#### Description of the task
Exactly reproduce each entry, leaving out nothing.
■ ■ ■
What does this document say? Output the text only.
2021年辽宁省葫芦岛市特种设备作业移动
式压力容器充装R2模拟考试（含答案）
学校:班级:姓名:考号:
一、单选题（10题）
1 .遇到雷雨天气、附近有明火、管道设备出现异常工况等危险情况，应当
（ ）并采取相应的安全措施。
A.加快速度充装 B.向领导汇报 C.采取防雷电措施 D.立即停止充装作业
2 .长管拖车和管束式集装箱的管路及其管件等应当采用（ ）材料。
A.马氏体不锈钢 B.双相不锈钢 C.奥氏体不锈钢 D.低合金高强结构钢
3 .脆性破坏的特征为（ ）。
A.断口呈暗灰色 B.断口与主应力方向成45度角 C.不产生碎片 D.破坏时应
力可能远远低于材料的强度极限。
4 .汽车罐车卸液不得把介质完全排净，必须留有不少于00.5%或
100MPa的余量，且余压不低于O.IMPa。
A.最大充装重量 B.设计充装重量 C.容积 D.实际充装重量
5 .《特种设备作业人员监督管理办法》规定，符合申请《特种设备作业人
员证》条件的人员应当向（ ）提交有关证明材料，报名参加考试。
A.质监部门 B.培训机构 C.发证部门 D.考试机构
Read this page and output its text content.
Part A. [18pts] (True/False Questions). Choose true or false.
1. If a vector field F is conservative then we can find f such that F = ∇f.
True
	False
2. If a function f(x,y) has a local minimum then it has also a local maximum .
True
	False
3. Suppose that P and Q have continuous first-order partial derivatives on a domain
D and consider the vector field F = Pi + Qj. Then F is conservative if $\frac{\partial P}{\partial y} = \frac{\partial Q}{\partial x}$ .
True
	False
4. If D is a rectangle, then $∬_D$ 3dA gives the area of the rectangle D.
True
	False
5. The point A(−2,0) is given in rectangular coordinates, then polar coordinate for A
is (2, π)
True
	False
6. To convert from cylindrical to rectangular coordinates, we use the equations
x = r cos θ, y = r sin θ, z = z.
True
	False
■ ■ ■
#### Output
What does this document say? Output the text only.
2021年辽宁省葫芦岛市特种设备作业移动
式压力容器充装R2模拟考试（含答案）
学校:班级:姓名:考号:
一、单选题（10题）
1 .遇到雷雨天气、附近有明火、管道设备出现异常工况等危险情况，应当
（ ）并采取相应的安全措施。
A.加快速度充装 B.向领导汇报 C.采取防雷电措施 D.立即停止充装作业
2 .长管拖车和管束式集装箱的管路及其管件等应当采用（ ）材料。
A.马氏体不锈钢 B.双相不锈钢 C.奥氏体不锈钢 D.低合金高强结构钢
3 .脆性破坏的特征为（ ）。
A.断口呈暗灰色 B.断口与主应力方向成45度角 C.不产生碎片 D.破坏时应
力可能远远低于材料的强度极限。
4 .汽车罐车卸液不得把介质完全排净，必须留有不少于00.5%或
100MPa的余量，且余压不低于O.IMPa。
A.最大充装重量 B.设计充装重量 C.容积 D.实际充装重量
5 .《特种设备作业人员监督管理办法》规定，符合申请《特种设备作业人
员证》条件的人员应当向（ ）提交有关证明材料，报名参加考试。
A.质监部门 B.培训机构 C.发证部门 D.考试机构
Read this page and output its text content.
Part A. [18pts] (True/False Questions). Choose true or false.
1. If a vector field F is conservative then we can find f such that F = ∇f.
True
	False
2. If a function f(x,y) has a local minimum then it has also a local maximum .
True
	False
3. Suppose that P and Q have continuous first-order partial derivatives on a domain
D and consider the vector field F = Pi + Qj. Then F is conservative if $\frac{\partial P}{\partial y} = \frac{\partial Q}{\partial x}$ .
True
	False
4. If D is a rectangle, then $∬_D$ 3dA gives the area of the rectangle D.
True
	False
5. The point A(−2,0) is given in rectangular coordinates, then polar coordinate for A
is (2, π)
True
	False
6. To convert from cylindrical to rectangular coordinates, we use the equations
x = r cos θ, y = r sin θ, z = z.
True
	False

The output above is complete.